◆ OBJECTIVE ◆
What is the count of lines in the listing below that hold the string "вместимостью"? Reply with that number alone.

◆ GIVEN INFORMATION ◆
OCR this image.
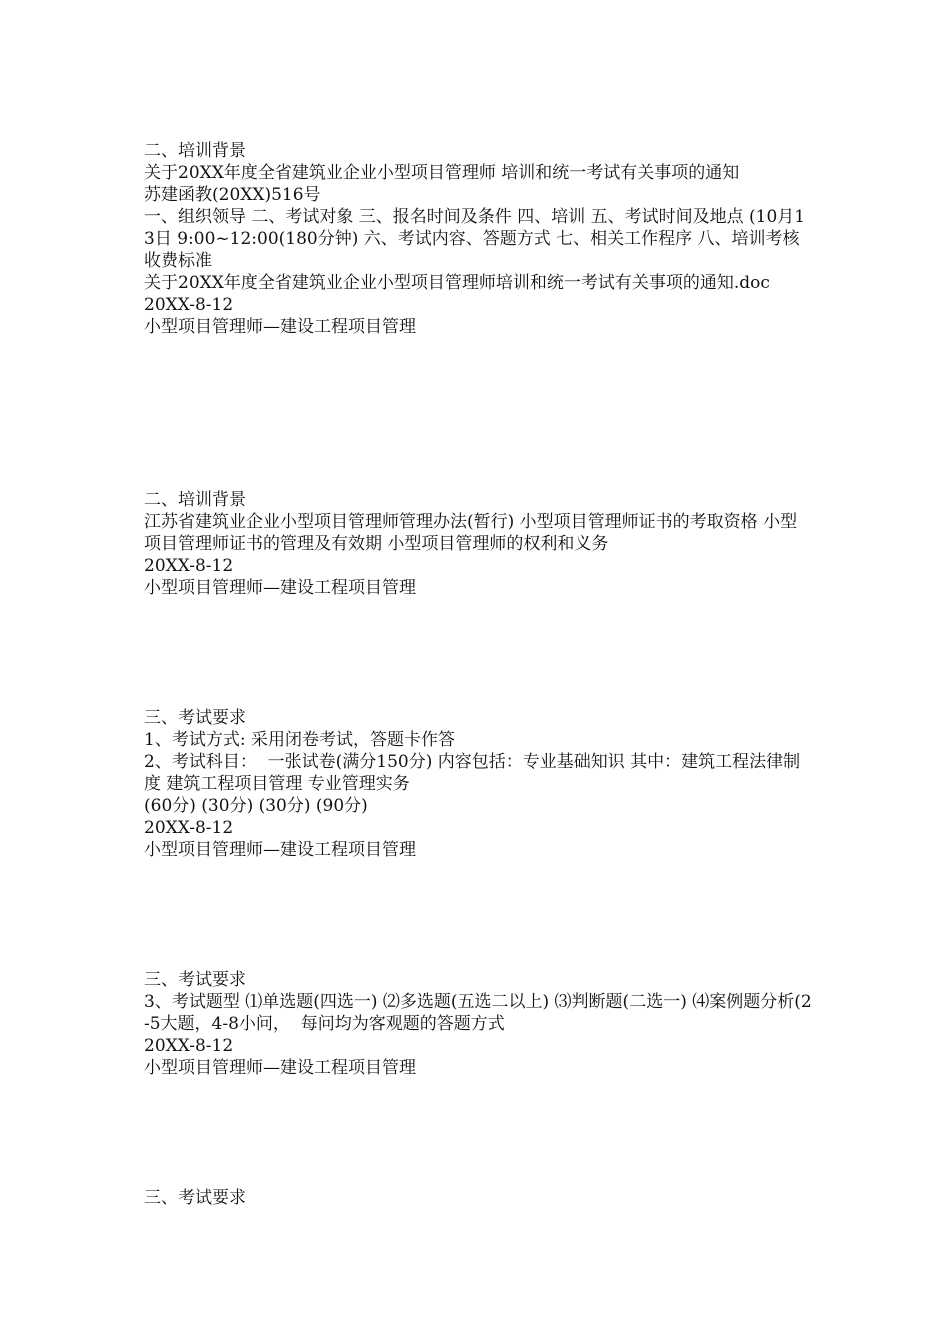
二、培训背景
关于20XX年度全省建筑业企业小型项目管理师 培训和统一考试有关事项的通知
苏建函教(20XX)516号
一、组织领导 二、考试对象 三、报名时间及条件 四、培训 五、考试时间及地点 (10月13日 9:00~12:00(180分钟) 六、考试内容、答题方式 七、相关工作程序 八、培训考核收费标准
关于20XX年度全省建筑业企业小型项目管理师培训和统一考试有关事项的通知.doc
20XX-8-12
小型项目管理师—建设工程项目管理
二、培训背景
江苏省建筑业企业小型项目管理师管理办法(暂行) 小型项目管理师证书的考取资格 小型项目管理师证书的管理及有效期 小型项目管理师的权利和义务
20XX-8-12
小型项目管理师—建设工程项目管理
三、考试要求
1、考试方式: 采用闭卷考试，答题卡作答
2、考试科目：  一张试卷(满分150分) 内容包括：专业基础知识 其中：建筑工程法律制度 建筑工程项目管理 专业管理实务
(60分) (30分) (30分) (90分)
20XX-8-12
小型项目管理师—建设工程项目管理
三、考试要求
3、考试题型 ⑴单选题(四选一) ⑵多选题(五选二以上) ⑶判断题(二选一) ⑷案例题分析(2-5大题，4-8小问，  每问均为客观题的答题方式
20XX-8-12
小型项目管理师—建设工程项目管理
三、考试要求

---

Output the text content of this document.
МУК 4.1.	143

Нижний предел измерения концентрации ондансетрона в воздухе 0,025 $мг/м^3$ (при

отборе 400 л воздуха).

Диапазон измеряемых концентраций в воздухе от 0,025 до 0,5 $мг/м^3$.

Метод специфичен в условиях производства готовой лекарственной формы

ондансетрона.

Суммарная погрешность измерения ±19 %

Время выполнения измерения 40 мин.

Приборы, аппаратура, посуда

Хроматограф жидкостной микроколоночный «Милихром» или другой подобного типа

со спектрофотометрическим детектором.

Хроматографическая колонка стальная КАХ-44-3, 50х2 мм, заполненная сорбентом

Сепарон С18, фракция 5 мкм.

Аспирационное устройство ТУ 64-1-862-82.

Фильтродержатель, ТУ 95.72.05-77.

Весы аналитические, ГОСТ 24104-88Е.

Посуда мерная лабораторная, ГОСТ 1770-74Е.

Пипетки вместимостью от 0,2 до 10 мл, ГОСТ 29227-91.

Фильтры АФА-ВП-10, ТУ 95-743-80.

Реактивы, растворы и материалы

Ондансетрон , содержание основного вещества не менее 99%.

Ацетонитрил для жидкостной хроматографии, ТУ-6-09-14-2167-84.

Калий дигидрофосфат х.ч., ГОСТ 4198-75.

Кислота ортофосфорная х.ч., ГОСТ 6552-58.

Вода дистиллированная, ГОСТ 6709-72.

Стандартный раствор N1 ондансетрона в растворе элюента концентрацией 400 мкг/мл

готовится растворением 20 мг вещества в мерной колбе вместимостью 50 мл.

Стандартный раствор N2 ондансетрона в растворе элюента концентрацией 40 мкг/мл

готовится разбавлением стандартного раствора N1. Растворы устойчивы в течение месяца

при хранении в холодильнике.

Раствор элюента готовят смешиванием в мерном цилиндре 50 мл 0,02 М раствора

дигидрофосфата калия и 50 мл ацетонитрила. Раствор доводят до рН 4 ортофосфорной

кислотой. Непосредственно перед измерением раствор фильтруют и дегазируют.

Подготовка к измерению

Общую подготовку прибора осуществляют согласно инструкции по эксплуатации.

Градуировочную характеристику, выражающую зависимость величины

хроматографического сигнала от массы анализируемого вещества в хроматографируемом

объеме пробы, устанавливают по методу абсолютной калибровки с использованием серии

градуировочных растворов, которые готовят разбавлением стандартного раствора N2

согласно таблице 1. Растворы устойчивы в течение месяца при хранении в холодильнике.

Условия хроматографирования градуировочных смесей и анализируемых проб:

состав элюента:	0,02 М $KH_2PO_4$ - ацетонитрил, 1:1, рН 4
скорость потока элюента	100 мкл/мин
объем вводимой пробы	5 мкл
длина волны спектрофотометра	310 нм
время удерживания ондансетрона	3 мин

◆ EXERCISE ANSWER ◆
2